(Dataset entries)
>>
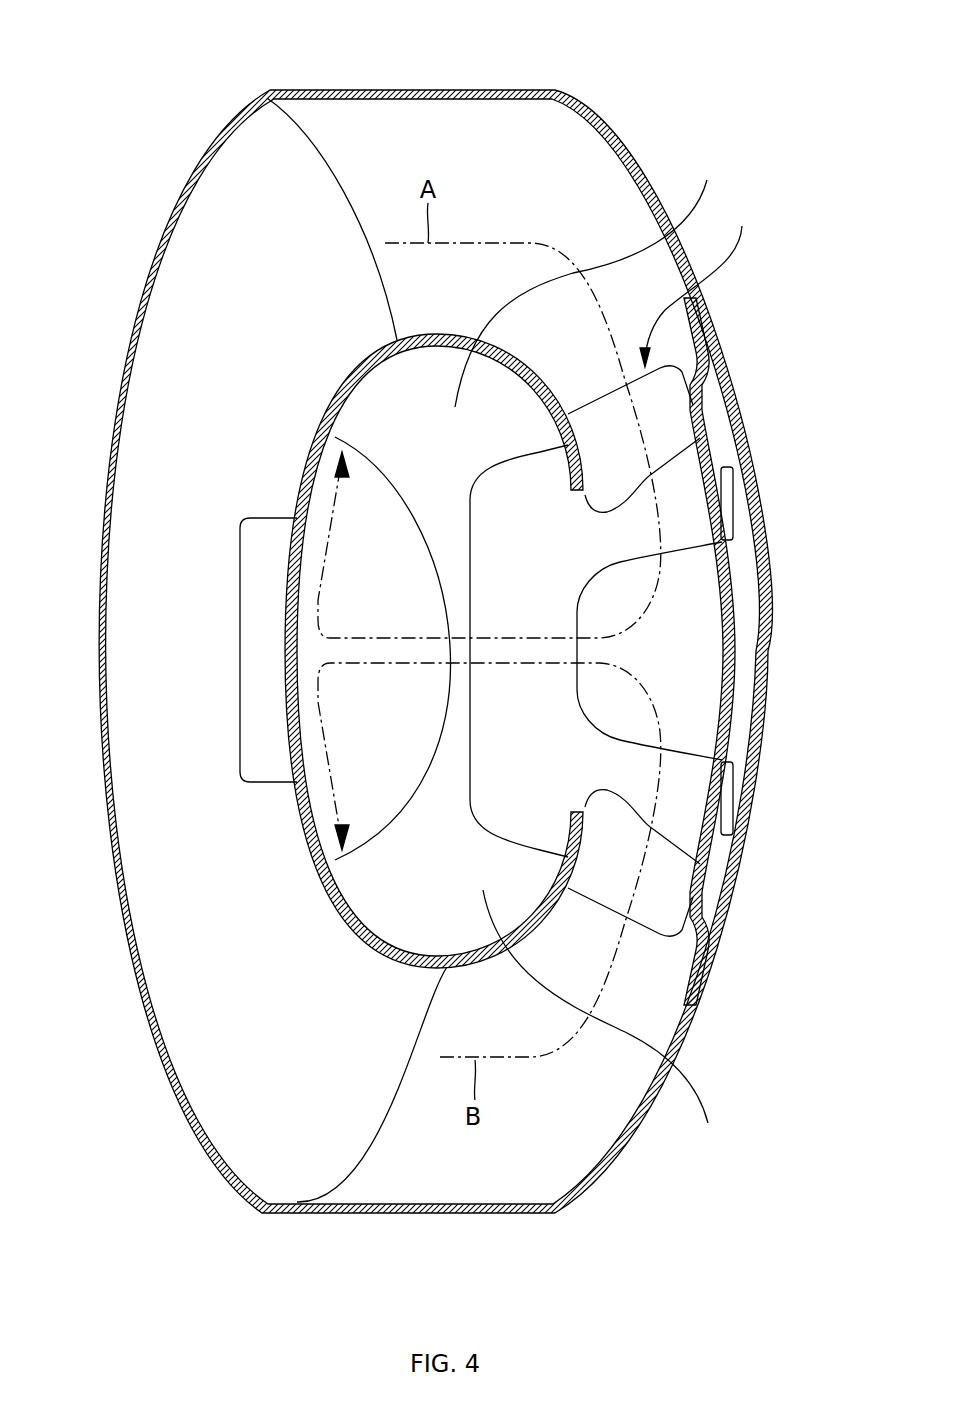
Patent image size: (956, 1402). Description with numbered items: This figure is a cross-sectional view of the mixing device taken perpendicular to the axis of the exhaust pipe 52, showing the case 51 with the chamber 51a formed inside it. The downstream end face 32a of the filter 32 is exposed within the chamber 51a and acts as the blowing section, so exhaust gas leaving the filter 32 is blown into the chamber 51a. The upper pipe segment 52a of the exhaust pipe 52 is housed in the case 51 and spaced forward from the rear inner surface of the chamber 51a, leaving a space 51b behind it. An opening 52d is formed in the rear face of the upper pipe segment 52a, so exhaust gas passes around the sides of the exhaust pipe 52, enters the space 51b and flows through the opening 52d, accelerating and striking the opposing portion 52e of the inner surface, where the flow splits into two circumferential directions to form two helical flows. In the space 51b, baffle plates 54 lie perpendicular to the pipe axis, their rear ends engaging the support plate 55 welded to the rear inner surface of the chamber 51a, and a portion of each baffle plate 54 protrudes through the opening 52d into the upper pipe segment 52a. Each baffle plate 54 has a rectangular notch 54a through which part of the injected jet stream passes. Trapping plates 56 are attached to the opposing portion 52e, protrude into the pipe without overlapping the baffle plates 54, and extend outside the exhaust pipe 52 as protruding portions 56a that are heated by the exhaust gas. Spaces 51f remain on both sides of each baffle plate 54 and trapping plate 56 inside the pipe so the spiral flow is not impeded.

The case 51 is at (562, 88).
The chamber 51a is at (605, 200).
The space 51f is at (592, 650).
The space 51b is at (698, 284).
The filter 32 is at (170, 330).
The downstream end face 32a is at (210, 227).
The exhaust pipe 52 is at (370, 940).
The upper pipe segment 52a is at (480, 968).
The opening 52d is at (700, 438).
The opposing portion 52e is at (290, 723).
The baffle plate 54 is at (665, 912).
The notch 54a is at (690, 712).
The support plate 55 is at (745, 618).
The trapping plate 56 is at (387, 793).
The protruding portion 56a is at (250, 630).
<<
Can you repeat the rows above word for word, from their start through the line containing "The exhaust pipe 52 is at (370, 940).", leaving out the picture?

Patent image size: (956, 1402). Description with numbered items: This figure is a cross-sectional view of the mixing device taken perpendicular to the axis of the exhaust pipe 52, showing the case 51 with the chamber 51a formed inside it. The downstream end face 32a of the filter 32 is exposed within the chamber 51a and acts as the blowing section, so exhaust gas leaving the filter 32 is blown into the chamber 51a. The upper pipe segment 52a of the exhaust pipe 52 is housed in the case 51 and spaced forward from the rear inner surface of the chamber 51a, leaving a space 51b behind it. An opening 52d is formed in the rear face of the upper pipe segment 52a, so exhaust gas passes around the sides of the exhaust pipe 52, enters the space 51b and flows through the opening 52d, accelerating and striking the opposing portion 52e of the inner surface, where the flow splits into two circumferential directions to form two helical flows. In the space 51b, baffle plates 54 lie perpendicular to the pipe axis, their rear ends engaging the support plate 55 welded to the rear inner surface of the chamber 51a, and a portion of each baffle plate 54 protrudes through the opening 52d into the upper pipe segment 52a. Each baffle plate 54 has a rectangular notch 54a through which part of the injected jet stream passes. Trapping plates 56 are attached to the opposing portion 52e, protrude into the pipe without overlapping the baffle plates 54, and extend outside the exhaust pipe 52 as protruding portions 56a that are heated by the exhaust gas. Spaces 51f remain on both sides of each baffle plate 54 and trapping plate 56 inside the pipe so the spiral flow is not impeded.

The case 51 is at (562, 88).
The chamber 51a is at (605, 200).
The space 51f is at (592, 650).
The space 51b is at (698, 284).
The filter 32 is at (170, 330).
The downstream end face 32a is at (210, 227).
The exhaust pipe 52 is at (370, 940).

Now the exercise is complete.